====== Provided information ======

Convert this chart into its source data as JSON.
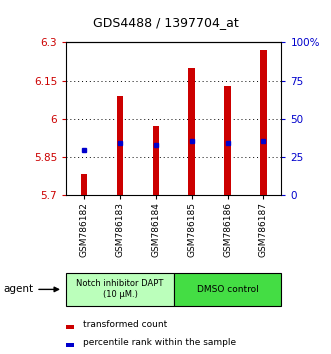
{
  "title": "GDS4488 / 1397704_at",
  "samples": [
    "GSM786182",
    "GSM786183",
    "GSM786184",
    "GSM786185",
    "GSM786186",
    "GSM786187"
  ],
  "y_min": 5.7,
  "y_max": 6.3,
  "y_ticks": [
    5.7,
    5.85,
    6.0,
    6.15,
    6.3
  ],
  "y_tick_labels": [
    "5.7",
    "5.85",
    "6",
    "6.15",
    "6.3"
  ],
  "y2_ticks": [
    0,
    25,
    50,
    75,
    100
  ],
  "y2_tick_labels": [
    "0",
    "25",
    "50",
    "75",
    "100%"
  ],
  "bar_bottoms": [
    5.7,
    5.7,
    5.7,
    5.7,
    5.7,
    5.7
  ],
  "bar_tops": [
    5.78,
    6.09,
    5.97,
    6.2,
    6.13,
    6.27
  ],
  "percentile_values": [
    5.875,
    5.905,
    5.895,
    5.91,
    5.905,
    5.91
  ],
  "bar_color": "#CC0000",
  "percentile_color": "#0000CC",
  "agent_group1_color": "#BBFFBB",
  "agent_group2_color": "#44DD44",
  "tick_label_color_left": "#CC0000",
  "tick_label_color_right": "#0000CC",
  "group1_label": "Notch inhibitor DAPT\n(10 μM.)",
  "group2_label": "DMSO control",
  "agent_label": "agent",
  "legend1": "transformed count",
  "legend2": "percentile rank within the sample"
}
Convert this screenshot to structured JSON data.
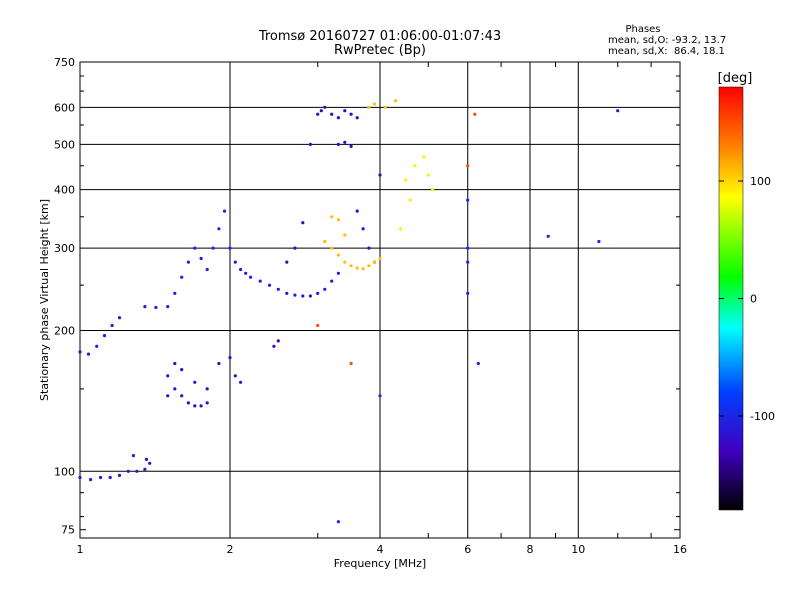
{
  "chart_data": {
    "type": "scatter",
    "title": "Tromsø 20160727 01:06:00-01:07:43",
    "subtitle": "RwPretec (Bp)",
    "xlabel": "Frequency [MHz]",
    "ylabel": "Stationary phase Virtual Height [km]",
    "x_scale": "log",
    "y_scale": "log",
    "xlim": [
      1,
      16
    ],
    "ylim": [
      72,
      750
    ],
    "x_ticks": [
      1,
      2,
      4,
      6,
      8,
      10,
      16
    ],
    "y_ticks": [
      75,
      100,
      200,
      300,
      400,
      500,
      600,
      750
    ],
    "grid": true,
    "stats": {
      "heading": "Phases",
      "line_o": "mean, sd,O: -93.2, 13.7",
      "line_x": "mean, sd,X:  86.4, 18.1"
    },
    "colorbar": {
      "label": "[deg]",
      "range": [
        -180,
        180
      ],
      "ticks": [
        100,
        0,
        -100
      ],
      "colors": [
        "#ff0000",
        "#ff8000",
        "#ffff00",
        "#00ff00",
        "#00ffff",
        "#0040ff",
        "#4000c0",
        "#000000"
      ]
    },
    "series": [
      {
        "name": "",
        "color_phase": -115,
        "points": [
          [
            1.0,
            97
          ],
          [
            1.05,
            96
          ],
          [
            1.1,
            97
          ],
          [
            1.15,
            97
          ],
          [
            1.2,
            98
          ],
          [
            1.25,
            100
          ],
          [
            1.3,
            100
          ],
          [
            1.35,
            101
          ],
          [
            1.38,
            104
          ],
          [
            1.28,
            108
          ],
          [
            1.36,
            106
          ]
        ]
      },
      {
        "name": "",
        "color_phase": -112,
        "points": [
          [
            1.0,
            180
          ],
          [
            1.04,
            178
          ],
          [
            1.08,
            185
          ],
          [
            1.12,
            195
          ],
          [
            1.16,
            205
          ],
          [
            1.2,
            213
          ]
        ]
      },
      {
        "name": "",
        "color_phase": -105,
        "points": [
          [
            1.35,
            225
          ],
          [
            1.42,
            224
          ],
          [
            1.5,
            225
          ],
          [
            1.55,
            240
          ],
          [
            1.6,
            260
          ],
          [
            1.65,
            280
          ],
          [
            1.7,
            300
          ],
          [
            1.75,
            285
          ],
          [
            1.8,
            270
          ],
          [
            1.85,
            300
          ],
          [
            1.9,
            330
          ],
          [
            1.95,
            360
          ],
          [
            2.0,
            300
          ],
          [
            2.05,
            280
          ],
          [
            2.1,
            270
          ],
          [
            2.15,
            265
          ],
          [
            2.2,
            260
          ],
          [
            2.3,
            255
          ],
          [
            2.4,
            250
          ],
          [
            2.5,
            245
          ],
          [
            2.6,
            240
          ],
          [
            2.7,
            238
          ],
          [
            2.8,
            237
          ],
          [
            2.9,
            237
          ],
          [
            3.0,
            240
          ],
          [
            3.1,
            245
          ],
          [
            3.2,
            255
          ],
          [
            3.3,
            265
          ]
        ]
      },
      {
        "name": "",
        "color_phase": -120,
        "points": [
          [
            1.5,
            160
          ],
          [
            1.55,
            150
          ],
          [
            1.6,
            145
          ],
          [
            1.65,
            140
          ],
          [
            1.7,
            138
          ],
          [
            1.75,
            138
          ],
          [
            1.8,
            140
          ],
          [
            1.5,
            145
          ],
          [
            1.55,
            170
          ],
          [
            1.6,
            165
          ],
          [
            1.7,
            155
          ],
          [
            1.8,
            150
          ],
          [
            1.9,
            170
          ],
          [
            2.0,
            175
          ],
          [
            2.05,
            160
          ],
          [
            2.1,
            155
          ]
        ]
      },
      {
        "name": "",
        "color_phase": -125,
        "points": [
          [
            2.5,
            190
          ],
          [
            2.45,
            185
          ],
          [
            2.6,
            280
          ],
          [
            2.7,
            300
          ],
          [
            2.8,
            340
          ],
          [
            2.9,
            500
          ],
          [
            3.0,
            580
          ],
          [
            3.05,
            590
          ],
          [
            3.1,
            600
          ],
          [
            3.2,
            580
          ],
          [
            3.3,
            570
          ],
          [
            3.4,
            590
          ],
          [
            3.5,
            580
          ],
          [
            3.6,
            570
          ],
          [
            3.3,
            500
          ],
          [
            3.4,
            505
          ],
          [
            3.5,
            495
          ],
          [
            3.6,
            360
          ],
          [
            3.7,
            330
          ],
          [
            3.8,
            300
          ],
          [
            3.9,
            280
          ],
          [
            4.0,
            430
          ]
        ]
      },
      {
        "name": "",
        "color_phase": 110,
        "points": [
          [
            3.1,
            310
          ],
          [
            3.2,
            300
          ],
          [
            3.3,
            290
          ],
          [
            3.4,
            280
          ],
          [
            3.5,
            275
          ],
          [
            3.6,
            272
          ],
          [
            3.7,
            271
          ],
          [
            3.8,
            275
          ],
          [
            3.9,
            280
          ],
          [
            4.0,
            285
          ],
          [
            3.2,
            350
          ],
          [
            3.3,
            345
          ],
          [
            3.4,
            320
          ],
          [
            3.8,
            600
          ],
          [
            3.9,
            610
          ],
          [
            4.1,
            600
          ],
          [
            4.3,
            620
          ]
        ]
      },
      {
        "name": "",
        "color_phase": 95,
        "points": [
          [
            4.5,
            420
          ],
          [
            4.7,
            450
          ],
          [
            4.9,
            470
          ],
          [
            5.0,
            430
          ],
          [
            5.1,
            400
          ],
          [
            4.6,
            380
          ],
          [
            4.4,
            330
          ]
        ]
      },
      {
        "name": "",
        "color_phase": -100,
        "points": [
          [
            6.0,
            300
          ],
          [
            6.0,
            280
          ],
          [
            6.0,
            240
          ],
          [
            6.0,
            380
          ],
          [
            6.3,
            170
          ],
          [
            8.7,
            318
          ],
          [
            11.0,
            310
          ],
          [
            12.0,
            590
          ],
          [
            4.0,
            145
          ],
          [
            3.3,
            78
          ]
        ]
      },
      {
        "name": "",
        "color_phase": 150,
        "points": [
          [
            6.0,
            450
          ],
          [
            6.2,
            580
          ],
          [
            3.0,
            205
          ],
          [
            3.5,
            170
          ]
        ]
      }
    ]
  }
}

======

Task objective ->
Print out the material word for word, omitting the pictures.

Full response ->
Convert this chart into its source data as JSON.
{
  "title": "GDS4488 / 1397704_at",
  "samples": [
    "GSM786182",
    "GSM786183",
    "GSM786184",
    "GSM786185",
    "GSM786186",
    "GSM786187"
  ],
  "y_min": 5.7,
  "y_max": 6.3,
  "y_ticks": [
    5.7,
    5.85,
    6.0,
    6.15,
    6.3
  ],
  "y_tick_labels": [
    "5.7",
    "5.85",
    "6",
    "6.15",
    "6.3"
  ],
  "y2_ticks": [
    0,
    25,
    50,
    75,
    100
  ],
  "y2_tick_labels": [
    "0",
    "25",
    "50",
    "75",
    "100%"
  ],
  "bar_bottoms": [
    5.7,
    5.7,
    5.7,
    5.7,
    5.7,
    5.7
  ],
  "bar_tops": [
    5.78,
    6.09,
    5.97,
    6.2,
    6.13,
    6.27
  ],
  "percentile_values": [
    5.875,
    5.905,
    5.895,
    5.91,
    5.905,
    5.91
  ],
  "bar_color": "#CC0000",
  "percentile_color": "#0000CC",
  "agent_group1_color": "#BBFFBB",
  "agent_group2_color": "#44DD44",
  "tick_label_color_left": "#CC0000",
  "tick_label_color_right": "#0000CC",
  "group1_label": "Notch inhibitor DAPT\n(10 μM.)",
  "group2_label": "DMSO control",
  "agent_label": "agent",
  "legend1": "transformed count",
  "legend2": "percentile rank within the sample"
}
Convert this screenshot to structured JSON data.
{
  "chart_data": {
    "type": "scatter",
    "title": "Tromsø 20160727 01:06:00-01:07:43",
    "subtitle": "RwPretec (Bp)",
    "xlabel": "Frequency [MHz]",
    "ylabel": "Stationary phase Virtual Height [km]",
    "x_scale": "log",
    "y_scale": "log",
    "xlim": [
      1,
      16
    ],
    "ylim": [
      72,
      750
    ],
    "x_ticks": [
      1,
      2,
      4,
      6,
      8,
      10,
      16
    ],
    "y_ticks": [
      75,
      100,
      200,
      300,
      400,
      500,
      600,
      750
    ],
    "grid": true,
    "stats": {
      "heading": "Phases",
      "line_o": "mean, sd,O: -93.2, 13.7",
      "line_x": "mean, sd,X:  86.4, 18.1"
    },
    "colorbar": {
      "label": "[deg]",
      "range": [
        -180,
        180
      ],
      "ticks": [
        100,
        0,
        -100
      ],
      "colors": [
        "#ff0000",
        "#ff8000",
        "#ffff00",
        "#00ff00",
        "#00ffff",
        "#0040ff",
        "#4000c0",
        "#000000"
      ]
    },
    "series": [
      {
        "name": "",
        "color_phase": -115,
        "points": [
          [
            1.0,
            97
          ],
          [
            1.05,
            96
          ],
          [
            1.1,
            97
          ],
          [
            1.15,
            97
          ],
          [
            1.2,
            98
          ],
          [
            1.25,
            100
          ],
          [
            1.3,
            100
          ],
          [
            1.35,
            101
          ],
          [
            1.38,
            104
          ],
          [
            1.28,
            108
          ],
          [
            1.36,
            106
          ]
        ]
      },
      {
        "name": "",
        "color_phase": -112,
        "points": [
          [
            1.0,
            180
          ],
          [
            1.04,
            178
          ],
          [
            1.08,
            185
          ],
          [
            1.12,
            195
          ],
          [
            1.16,
            205
          ],
          [
            1.2,
            213
          ]
        ]
      },
      {
        "name": "",
        "color_phase": -105,
        "points": [
          [
            1.35,
            225
          ],
          [
            1.42,
            224
          ],
          [
            1.5,
            225
          ],
          [
            1.55,
            240
          ],
          [
            1.6,
            260
          ],
          [
            1.65,
            280
          ],
          [
            1.7,
            300
          ],
          [
            1.75,
            285
          ],
          [
            1.8,
            270
          ],
          [
            1.85,
            300
          ],
          [
            1.9,
            330
          ],
          [
            1.95,
            360
          ],
          [
            2.0,
            300
          ],
          [
            2.05,
            280
          ],
          [
            2.1,
            270
          ],
          [
            2.15,
            265
          ],
          [
            2.2,
            260
          ],
          [
            2.3,
            255
          ],
          [
            2.4,
            250
          ],
          [
            2.5,
            245
          ],
          [
            2.6,
            240
          ],
          [
            2.7,
            238
          ],
          [
            2.8,
            237
          ],
          [
            2.9,
            237
          ],
          [
            3.0,
            240
          ],
          [
            3.1,
            245
          ],
          [
            3.2,
            255
          ],
          [
            3.3,
            265
          ]
        ]
      },
      {
        "name": "",
        "color_phase": -120,
        "points": [
          [
            1.5,
            160
          ],
          [
            1.55,
            150
          ],
          [
            1.6,
            145
          ],
          [
            1.65,
            140
          ],
          [
            1.7,
            138
          ],
          [
            1.75,
            138
          ],
          [
            1.8,
            140
          ],
          [
            1.5,
            145
          ],
          [
            1.55,
            170
          ],
          [
            1.6,
            165
          ],
          [
            1.7,
            155
          ],
          [
            1.8,
            150
          ],
          [
            1.9,
            170
          ],
          [
            2.0,
            175
          ],
          [
            2.05,
            160
          ],
          [
            2.1,
            155
          ]
        ]
      },
      {
        "name": "",
        "color_phase": -125,
        "points": [
          [
            2.5,
            190
          ],
          [
            2.45,
            185
          ],
          [
            2.6,
            280
          ],
          [
            2.7,
            300
          ],
          [
            2.8,
            340
          ],
          [
            2.9,
            500
          ],
          [
            3.0,
            580
          ],
          [
            3.05,
            590
          ],
          [
            3.1,
            600
          ],
          [
            3.2,
            580
          ],
          [
            3.3,
            570
          ],
          [
            3.4,
            590
          ],
          [
            3.5,
            580
          ],
          [
            3.6,
            570
          ],
          [
            3.3,
            500
          ],
          [
            3.4,
            505
          ],
          [
            3.5,
            495
          ],
          [
            3.6,
            360
          ],
          [
            3.7,
            330
          ],
          [
            3.8,
            300
          ],
          [
            3.9,
            280
          ],
          [
            4.0,
            430
          ]
        ]
      },
      {
        "name": "",
        "color_phase": 110,
        "points": [
          [
            3.1,
            310
          ],
          [
            3.2,
            300
          ],
          [
            3.3,
            290
          ],
          [
            3.4,
            280
          ],
          [
            3.5,
            275
          ],
          [
            3.6,
            272
          ],
          [
            3.7,
            271
          ],
          [
            3.8,
            275
          ],
          [
            3.9,
            280
          ],
          [
            4.0,
            285
          ],
          [
            3.2,
            350
          ],
          [
            3.3,
            345
          ],
          [
            3.4,
            320
          ],
          [
            3.8,
            600
          ],
          [
            3.9,
            610
          ],
          [
            4.1,
            600
          ],
          [
            4.3,
            620
          ]
        ]
      },
      {
        "name": "",
        "color_phase": 95,
        "points": [
          [
            4.5,
            420
          ],
          [
            4.7,
            450
          ],
          [
            4.9,
            470
          ],
          [
            5.0,
            430
          ],
          [
            5.1,
            400
          ],
          [
            4.6,
            380
          ],
          [
            4.4,
            330
          ]
        ]
      },
      {
        "name": "",
        "color_phase": -100,
        "points": [
          [
            6.0,
            300
          ],
          [
            6.0,
            280
          ],
          [
            6.0,
            240
          ],
          [
            6.0,
            380
          ],
          [
            6.3,
            170
          ],
          [
            8.7,
            318
          ],
          [
            11.0,
            310
          ],
          [
            12.0,
            590
          ],
          [
            4.0,
            145
          ],
          [
            3.3,
            78
          ]
        ]
      },
      {
        "name": "",
        "color_phase": 150,
        "points": [
          [
            6.0,
            450
          ],
          [
            6.2,
            580
          ],
          [
            3.0,
            205
          ],
          [
            3.5,
            170
          ]
        ]
      }
    ]
  }
}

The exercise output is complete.